-- Start of Given data --

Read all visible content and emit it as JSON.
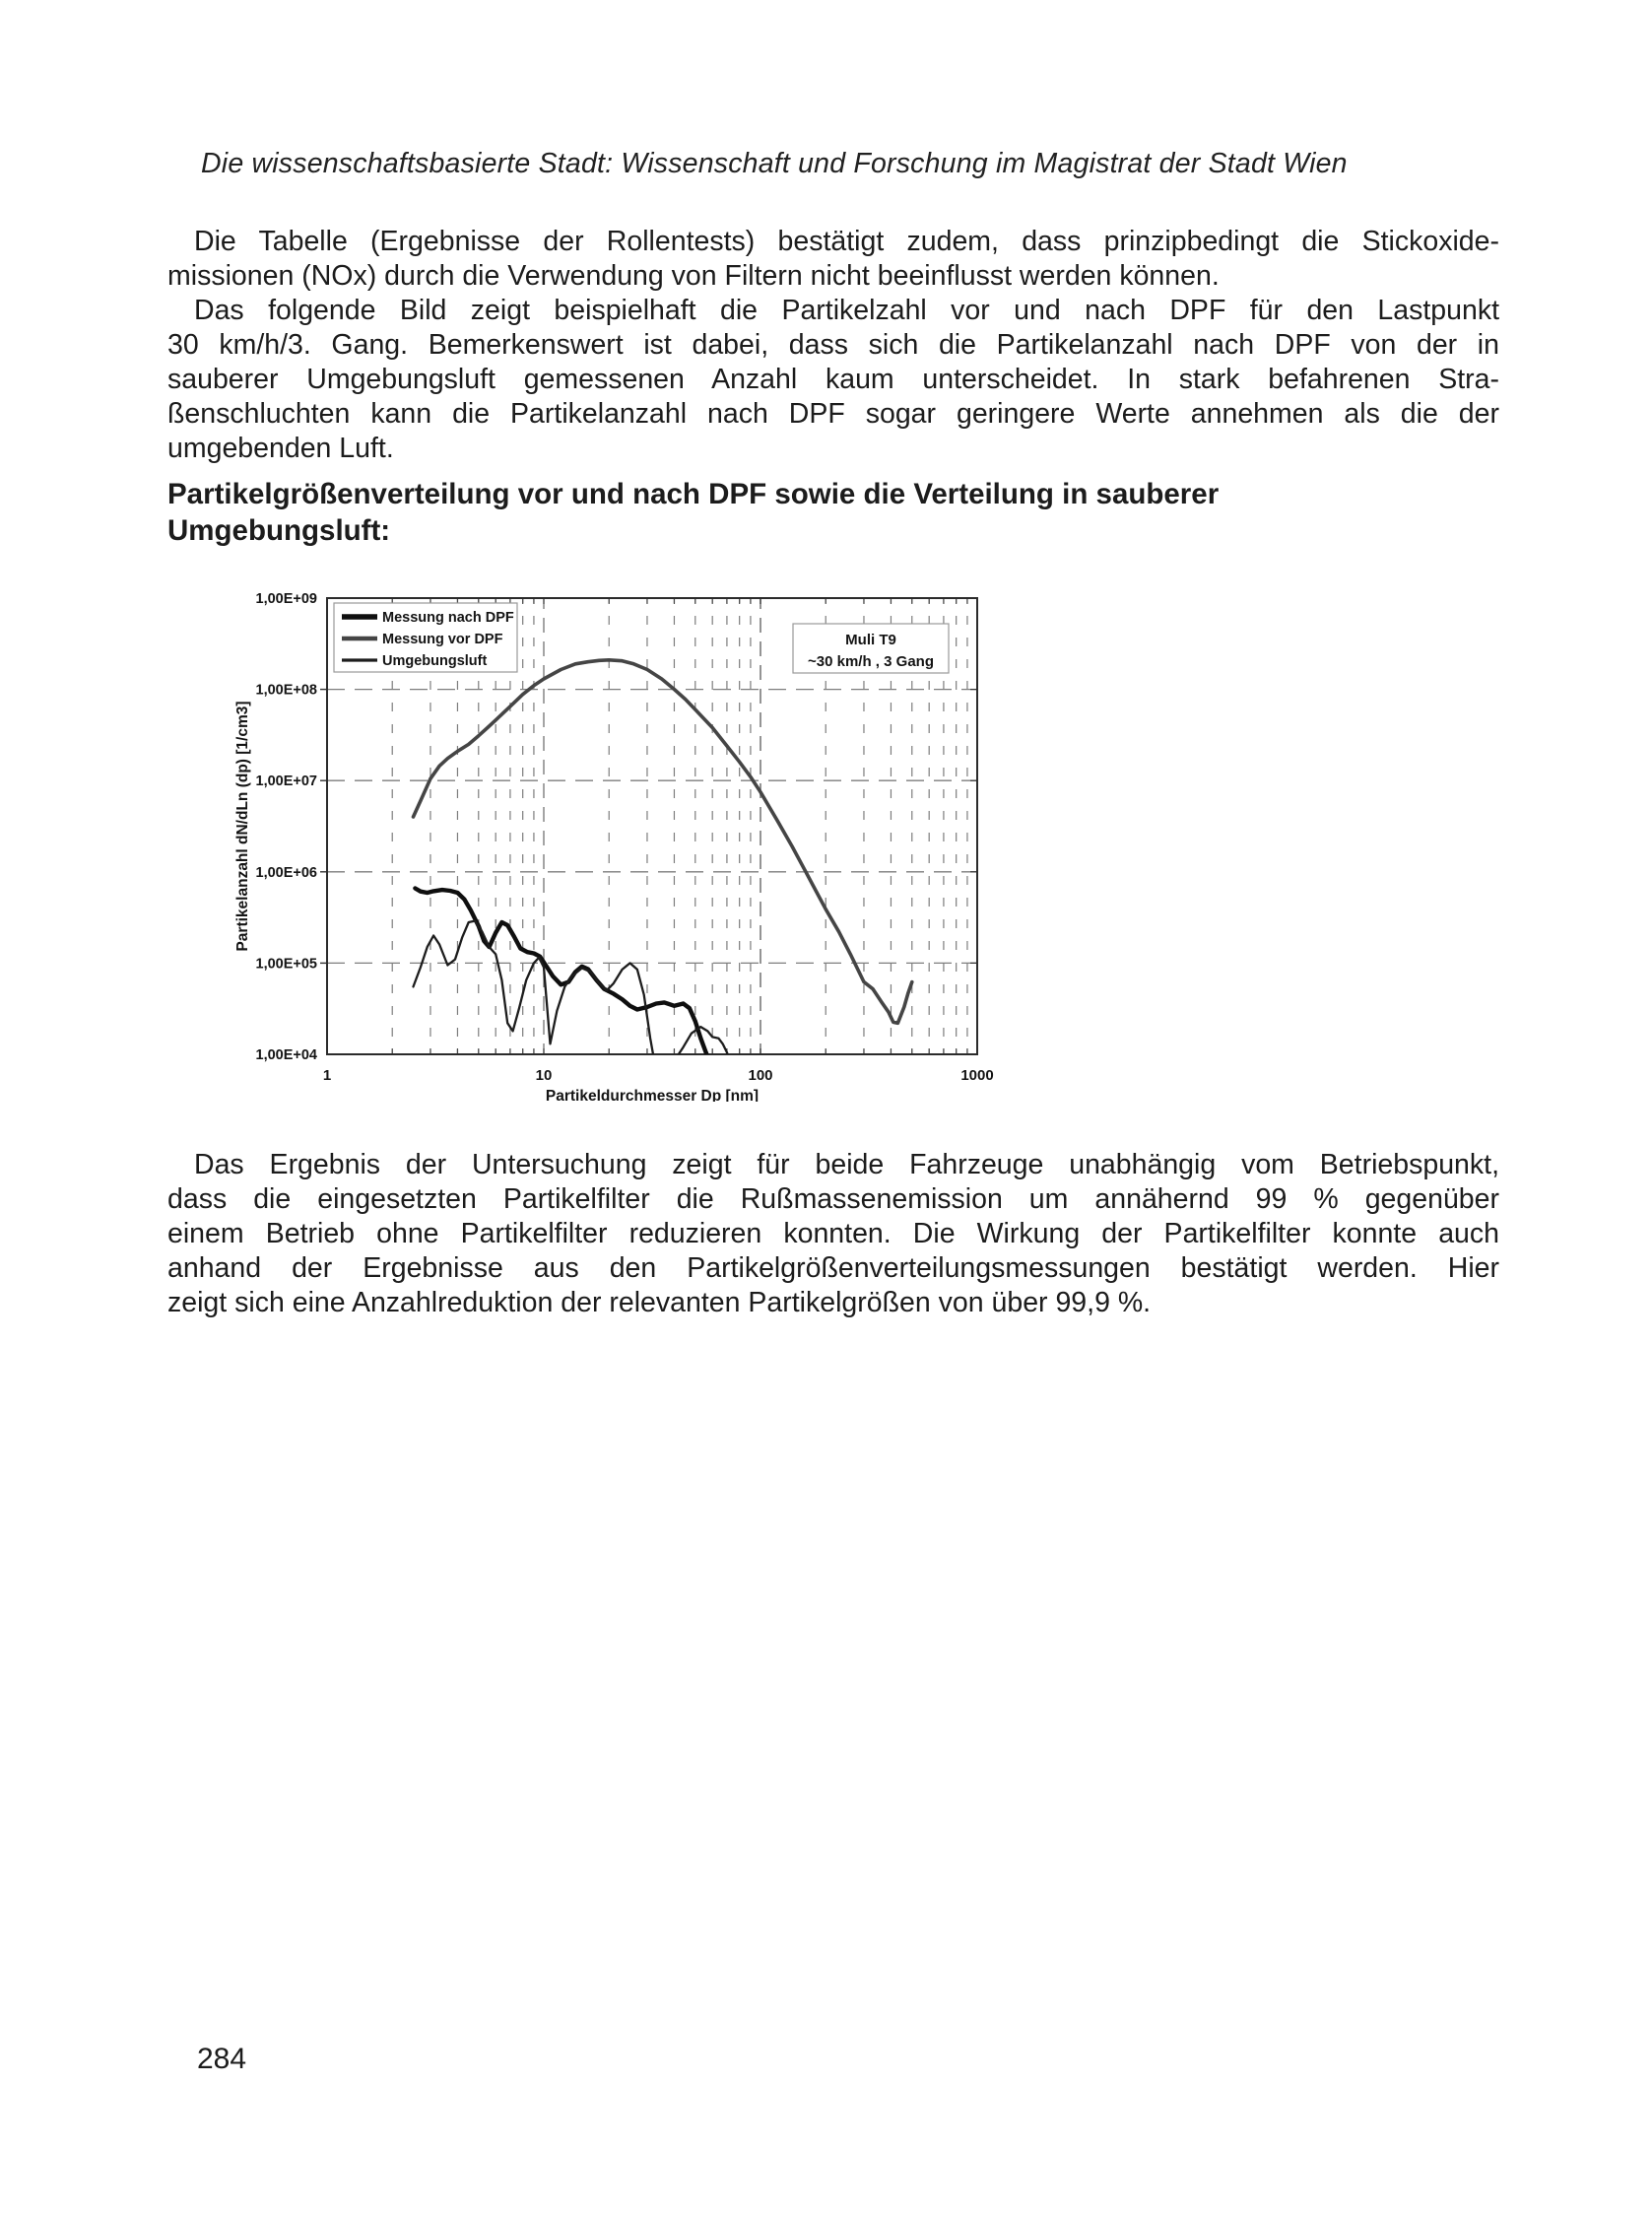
{
  "page": {
    "header": "Die wissenschaftsbasierte Stadt: Wissenschaft und Forschung im Magistrat der Stadt Wien",
    "page_number": "284"
  },
  "body": {
    "para1_lines": [
      "Die Tabelle (Ergebnisse der Rollentests) bestätigt zudem, dass prinzipbedingt die Stickoxide-",
      "missionen (NOx) durch die Verwendung von Filtern nicht beeinflusst werden können."
    ],
    "para2_lines": [
      "Das folgende Bild zeigt beispielhaft die Partikelzahl vor und nach DPF für den Lastpunkt",
      "30 km/h/3. Gang. Bemerkenswert ist dabei, dass sich die Partikelanzahl nach DPF von der in",
      "sauberer Umgebungsluft gemessenen Anzahl kaum unterscheidet. In stark befahrenen Stra-",
      "ßenschluchten kann die Partikelanzahl nach DPF sogar geringere Werte annehmen als die der",
      "umgebenden Luft."
    ],
    "heading_lines": [
      "Partikelgrößenverteilung vor und nach DPF sowie die Verteilung in sauberer",
      "Umgebungsluft:"
    ],
    "para3_lines": [
      "Das Ergebnis der Untersuchung zeigt für beide Fahrzeuge unabhängig vom Betriebspunkt,",
      "dass die eingesetzten Partikelfilter die Rußmassenemission um annähernd 99 % gegenüber",
      "einem Betrieb ohne Partikelfilter reduzieren konnten. Die Wirkung der Partikelfilter konnte auch",
      "anhand der Ergebnisse aus den Partikelgrößenverteilungsmessungen bestätigt werden. Hier",
      "zeigt sich eine Anzahlreduktion der relevanten Partikelgrößen von über 99,9 %."
    ]
  },
  "chart_data": {
    "type": "line",
    "x_scale": "log",
    "y_scale": "log",
    "xlim": [
      1,
      1000
    ],
    "ylim": [
      10000,
      1000000000
    ],
    "xlabel": "Partikeldurchmesser Dp [nm]",
    "ylabel": "Partikelanzahl dN/dLn (dp) [1/cm3]",
    "x_tick_labels": [
      "1",
      "10",
      "100",
      "1000"
    ],
    "y_tick_labels": [
      "1,00E+04",
      "1,00E+05",
      "1,00E+06",
      "1,00E+07",
      "1,00E+08",
      "1,00E+09"
    ],
    "grid": "dashed, log minor + major",
    "grid_color": "#7d7d7d",
    "frame_color": "#2b2b2b",
    "legend_position": "top-left",
    "annotation": [
      "Muli T9",
      "~30 km/h , 3 Gang"
    ],
    "series": [
      {
        "name": "Messung nach DPF",
        "color": "#0f0f0f",
        "width": 4.4,
        "points": [
          [
            2.55,
            660000
          ],
          [
            2.7,
            610000
          ],
          [
            2.9,
            590000
          ],
          [
            3.1,
            615000
          ],
          [
            3.4,
            635000
          ],
          [
            3.7,
            620000
          ],
          [
            4.0,
            590000
          ],
          [
            4.3,
            500000
          ],
          [
            4.6,
            380000
          ],
          [
            5.0,
            255000
          ],
          [
            5.3,
            175000
          ],
          [
            5.6,
            150000
          ],
          [
            6.0,
            215000
          ],
          [
            6.4,
            280000
          ],
          [
            6.8,
            260000
          ],
          [
            7.3,
            195000
          ],
          [
            7.8,
            145000
          ],
          [
            8.4,
            132000
          ],
          [
            9.0,
            128000
          ],
          [
            9.6,
            118000
          ],
          [
            10.3,
            92000
          ],
          [
            11,
            72000
          ],
          [
            12,
            58000
          ],
          [
            13,
            62000
          ],
          [
            14,
            80000
          ],
          [
            15,
            92000
          ],
          [
            16,
            86000
          ],
          [
            17.5,
            65000
          ],
          [
            19,
            52000
          ],
          [
            21,
            46000
          ],
          [
            23,
            40000
          ],
          [
            25,
            34000
          ],
          [
            27,
            31000
          ],
          [
            30,
            33000
          ],
          [
            33,
            36000
          ],
          [
            36,
            37000
          ],
          [
            40,
            34000
          ],
          [
            44,
            36000
          ],
          [
            47,
            32000
          ],
          [
            50,
            23000
          ],
          [
            53,
            15000
          ],
          [
            56,
            10500
          ],
          [
            58,
            8500
          ]
        ]
      },
      {
        "name": "Messung vor DPF",
        "color": "#454545",
        "width": 3.6,
        "points": [
          [
            2.5,
            4000000
          ],
          [
            2.7,
            6000000
          ],
          [
            3.0,
            10500000
          ],
          [
            3.3,
            14500000
          ],
          [
            3.6,
            17500000
          ],
          [
            4.0,
            21000000
          ],
          [
            4.5,
            25000000
          ],
          [
            5.0,
            31000000
          ],
          [
            5.5,
            38000000
          ],
          [
            6.0,
            46000000
          ],
          [
            7.0,
            65000000
          ],
          [
            8.0,
            88000000
          ],
          [
            9.0,
            110000000
          ],
          [
            10,
            130000000
          ],
          [
            12,
            165000000
          ],
          [
            14,
            190000000
          ],
          [
            16,
            200000000
          ],
          [
            18,
            207000000
          ],
          [
            20,
            210000000
          ],
          [
            23,
            205000000
          ],
          [
            26,
            190000000
          ],
          [
            30,
            165000000
          ],
          [
            35,
            130000000
          ],
          [
            40,
            100000000
          ],
          [
            45,
            78000000
          ],
          [
            50,
            60000000
          ],
          [
            60,
            38000000
          ],
          [
            70,
            24000000
          ],
          [
            80,
            16000000
          ],
          [
            90,
            11000000
          ],
          [
            100,
            7500000
          ],
          [
            120,
            3600000
          ],
          [
            140,
            1900000
          ],
          [
            160,
            1050000
          ],
          [
            180,
            620000
          ],
          [
            200,
            390000
          ],
          [
            230,
            220000
          ],
          [
            260,
            125000
          ],
          [
            300,
            62000
          ],
          [
            330,
            52000
          ],
          [
            360,
            38000
          ],
          [
            390,
            29000
          ],
          [
            410,
            22500
          ],
          [
            430,
            22000
          ],
          [
            460,
            33000
          ],
          [
            480,
            47000
          ],
          [
            500,
            62000
          ]
        ]
      },
      {
        "name": "Umgebungsluft",
        "color": "#1d1d1d",
        "width": 2.3,
        "points": [
          [
            2.5,
            55000
          ],
          [
            2.7,
            90000
          ],
          [
            2.9,
            150000
          ],
          [
            3.1,
            200000
          ],
          [
            3.3,
            160000
          ],
          [
            3.6,
            95000
          ],
          [
            3.9,
            110000
          ],
          [
            4.2,
            190000
          ],
          [
            4.5,
            280000
          ],
          [
            4.8,
            290000
          ],
          [
            5.2,
            220000
          ],
          [
            5.6,
            150000
          ],
          [
            6.0,
            125000
          ],
          [
            6.4,
            65000
          ],
          [
            6.8,
            22000
          ],
          [
            7.2,
            18000
          ],
          [
            7.7,
            32000
          ],
          [
            8.3,
            65000
          ],
          [
            9.0,
            100000
          ],
          [
            9.5,
            115000
          ],
          [
            10.0,
            90000
          ],
          [
            10.7,
            13000
          ],
          [
            11.5,
            30000
          ],
          [
            12.5,
            55000
          ],
          [
            13.5,
            72000
          ],
          [
            15,
            88000
          ],
          [
            16.5,
            80000
          ],
          [
            18,
            60000
          ],
          [
            19.5,
            50000
          ],
          [
            21,
            60000
          ],
          [
            23,
            85000
          ],
          [
            25,
            100000
          ],
          [
            27,
            85000
          ],
          [
            29,
            45000
          ],
          [
            31,
            15000
          ],
          [
            32.5,
            8000
          ],
          [
            40,
            8500
          ],
          [
            44,
            12000
          ],
          [
            48,
            17000
          ],
          [
            53,
            20000
          ],
          [
            57,
            18000
          ],
          [
            60,
            15500
          ],
          [
            64,
            15000
          ],
          [
            67,
            13000
          ],
          [
            70,
            10500
          ],
          [
            73,
            8000
          ]
        ]
      }
    ]
  }
}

-- End of Given data --

Directions for this task -> Pictures in the records should not appear in your copy, but everything else must be transcribed exactly.

Reply ->
Read all visible content and emit it as JSON.
{
  "page": {
    "header": "Die wissenschaftsbasierte Stadt: Wissenschaft und Forschung im Magistrat der Stadt Wien",
    "page_number": "284"
  },
  "body": {
    "para1_lines": [
      "Die Tabelle (Ergebnisse der Rollentests) bestätigt zudem, dass prinzipbedingt die Stickoxide-",
      "missionen (NOx) durch die Verwendung von Filtern nicht beeinflusst werden können."
    ],
    "para2_lines": [
      "Das folgende Bild zeigt beispielhaft die Partikelzahl vor und nach DPF für den Lastpunkt",
      "30 km/h/3. Gang. Bemerkenswert ist dabei, dass sich die Partikelanzahl nach DPF von der in",
      "sauberer Umgebungsluft gemessenen Anzahl kaum unterscheidet. In stark befahrenen Stra-",
      "ßenschluchten kann die Partikelanzahl nach DPF sogar geringere Werte annehmen als die der",
      "umgebenden Luft."
    ],
    "heading_lines": [
      "Partikelgrößenverteilung vor und nach DPF sowie die Verteilung in sauberer",
      "Umgebungsluft:"
    ],
    "para3_lines": [
      "Das Ergebnis der Untersuchung zeigt für beide Fahrzeuge unabhängig vom Betriebspunkt,",
      "dass die eingesetzten Partikelfilter die Rußmassenemission um annähernd 99 % gegenüber",
      "einem Betrieb ohne Partikelfilter reduzieren konnten. Die Wirkung der Partikelfilter konnte auch",
      "anhand der Ergebnisse aus den Partikelgrößenverteilungsmessungen bestätigt werden. Hier",
      "zeigt sich eine Anzahlreduktion der relevanten Partikelgrößen von über 99,9 %."
    ]
  },
  "chart_data": {
    "type": "line",
    "x_scale": "log",
    "y_scale": "log",
    "xlim": [
      1,
      1000
    ],
    "ylim": [
      10000,
      1000000000
    ],
    "xlabel": "Partikeldurchmesser Dp [nm]",
    "ylabel": "Partikelanzahl dN/dLn (dp) [1/cm3]",
    "x_tick_labels": [
      "1",
      "10",
      "100",
      "1000"
    ],
    "y_tick_labels": [
      "1,00E+04",
      "1,00E+05",
      "1,00E+06",
      "1,00E+07",
      "1,00E+08",
      "1,00E+09"
    ],
    "grid": "dashed, log minor + major",
    "grid_color": "#7d7d7d",
    "frame_color": "#2b2b2b",
    "legend_position": "top-left",
    "annotation": [
      "Muli T9",
      "~30 km/h , 3 Gang"
    ],
    "series": [
      {
        "name": "Messung nach DPF",
        "color": "#0f0f0f",
        "width": 4.4,
        "points": [
          [
            2.55,
            660000
          ],
          [
            2.7,
            610000
          ],
          [
            2.9,
            590000
          ],
          [
            3.1,
            615000
          ],
          [
            3.4,
            635000
          ],
          [
            3.7,
            620000
          ],
          [
            4.0,
            590000
          ],
          [
            4.3,
            500000
          ],
          [
            4.6,
            380000
          ],
          [
            5.0,
            255000
          ],
          [
            5.3,
            175000
          ],
          [
            5.6,
            150000
          ],
          [
            6.0,
            215000
          ],
          [
            6.4,
            280000
          ],
          [
            6.8,
            260000
          ],
          [
            7.3,
            195000
          ],
          [
            7.8,
            145000
          ],
          [
            8.4,
            132000
          ],
          [
            9.0,
            128000
          ],
          [
            9.6,
            118000
          ],
          [
            10.3,
            92000
          ],
          [
            11,
            72000
          ],
          [
            12,
            58000
          ],
          [
            13,
            62000
          ],
          [
            14,
            80000
          ],
          [
            15,
            92000
          ],
          [
            16,
            86000
          ],
          [
            17.5,
            65000
          ],
          [
            19,
            52000
          ],
          [
            21,
            46000
          ],
          [
            23,
            40000
          ],
          [
            25,
            34000
          ],
          [
            27,
            31000
          ],
          [
            30,
            33000
          ],
          [
            33,
            36000
          ],
          [
            36,
            37000
          ],
          [
            40,
            34000
          ],
          [
            44,
            36000
          ],
          [
            47,
            32000
          ],
          [
            50,
            23000
          ],
          [
            53,
            15000
          ],
          [
            56,
            10500
          ],
          [
            58,
            8500
          ]
        ]
      },
      {
        "name": "Messung vor DPF",
        "color": "#454545",
        "width": 3.6,
        "points": [
          [
            2.5,
            4000000
          ],
          [
            2.7,
            6000000
          ],
          [
            3.0,
            10500000
          ],
          [
            3.3,
            14500000
          ],
          [
            3.6,
            17500000
          ],
          [
            4.0,
            21000000
          ],
          [
            4.5,
            25000000
          ],
          [
            5.0,
            31000000
          ],
          [
            5.5,
            38000000
          ],
          [
            6.0,
            46000000
          ],
          [
            7.0,
            65000000
          ],
          [
            8.0,
            88000000
          ],
          [
            9.0,
            110000000
          ],
          [
            10,
            130000000
          ],
          [
            12,
            165000000
          ],
          [
            14,
            190000000
          ],
          [
            16,
            200000000
          ],
          [
            18,
            207000000
          ],
          [
            20,
            210000000
          ],
          [
            23,
            205000000
          ],
          [
            26,
            190000000
          ],
          [
            30,
            165000000
          ],
          [
            35,
            130000000
          ],
          [
            40,
            100000000
          ],
          [
            45,
            78000000
          ],
          [
            50,
            60000000
          ],
          [
            60,
            38000000
          ],
          [
            70,
            24000000
          ],
          [
            80,
            16000000
          ],
          [
            90,
            11000000
          ],
          [
            100,
            7500000
          ],
          [
            120,
            3600000
          ],
          [
            140,
            1900000
          ],
          [
            160,
            1050000
          ],
          [
            180,
            620000
          ],
          [
            200,
            390000
          ],
          [
            230,
            220000
          ],
          [
            260,
            125000
          ],
          [
            300,
            62000
          ],
          [
            330,
            52000
          ],
          [
            360,
            38000
          ],
          [
            390,
            29000
          ],
          [
            410,
            22500
          ],
          [
            430,
            22000
          ],
          [
            460,
            33000
          ],
          [
            480,
            47000
          ],
          [
            500,
            62000
          ]
        ]
      },
      {
        "name": "Umgebungsluft",
        "color": "#1d1d1d",
        "width": 2.3,
        "points": [
          [
            2.5,
            55000
          ],
          [
            2.7,
            90000
          ],
          [
            2.9,
            150000
          ],
          [
            3.1,
            200000
          ],
          [
            3.3,
            160000
          ],
          [
            3.6,
            95000
          ],
          [
            3.9,
            110000
          ],
          [
            4.2,
            190000
          ],
          [
            4.5,
            280000
          ],
          [
            4.8,
            290000
          ],
          [
            5.2,
            220000
          ],
          [
            5.6,
            150000
          ],
          [
            6.0,
            125000
          ],
          [
            6.4,
            65000
          ],
          [
            6.8,
            22000
          ],
          [
            7.2,
            18000
          ],
          [
            7.7,
            32000
          ],
          [
            8.3,
            65000
          ],
          [
            9.0,
            100000
          ],
          [
            9.5,
            115000
          ],
          [
            10.0,
            90000
          ],
          [
            10.7,
            13000
          ],
          [
            11.5,
            30000
          ],
          [
            12.5,
            55000
          ],
          [
            13.5,
            72000
          ],
          [
            15,
            88000
          ],
          [
            16.5,
            80000
          ],
          [
            18,
            60000
          ],
          [
            19.5,
            50000
          ],
          [
            21,
            60000
          ],
          [
            23,
            85000
          ],
          [
            25,
            100000
          ],
          [
            27,
            85000
          ],
          [
            29,
            45000
          ],
          [
            31,
            15000
          ],
          [
            32.5,
            8000
          ],
          [
            40,
            8500
          ],
          [
            44,
            12000
          ],
          [
            48,
            17000
          ],
          [
            53,
            20000
          ],
          [
            57,
            18000
          ],
          [
            60,
            15500
          ],
          [
            64,
            15000
          ],
          [
            67,
            13000
          ],
          [
            70,
            10500
          ],
          [
            73,
            8000
          ]
        ]
      }
    ]
  }
}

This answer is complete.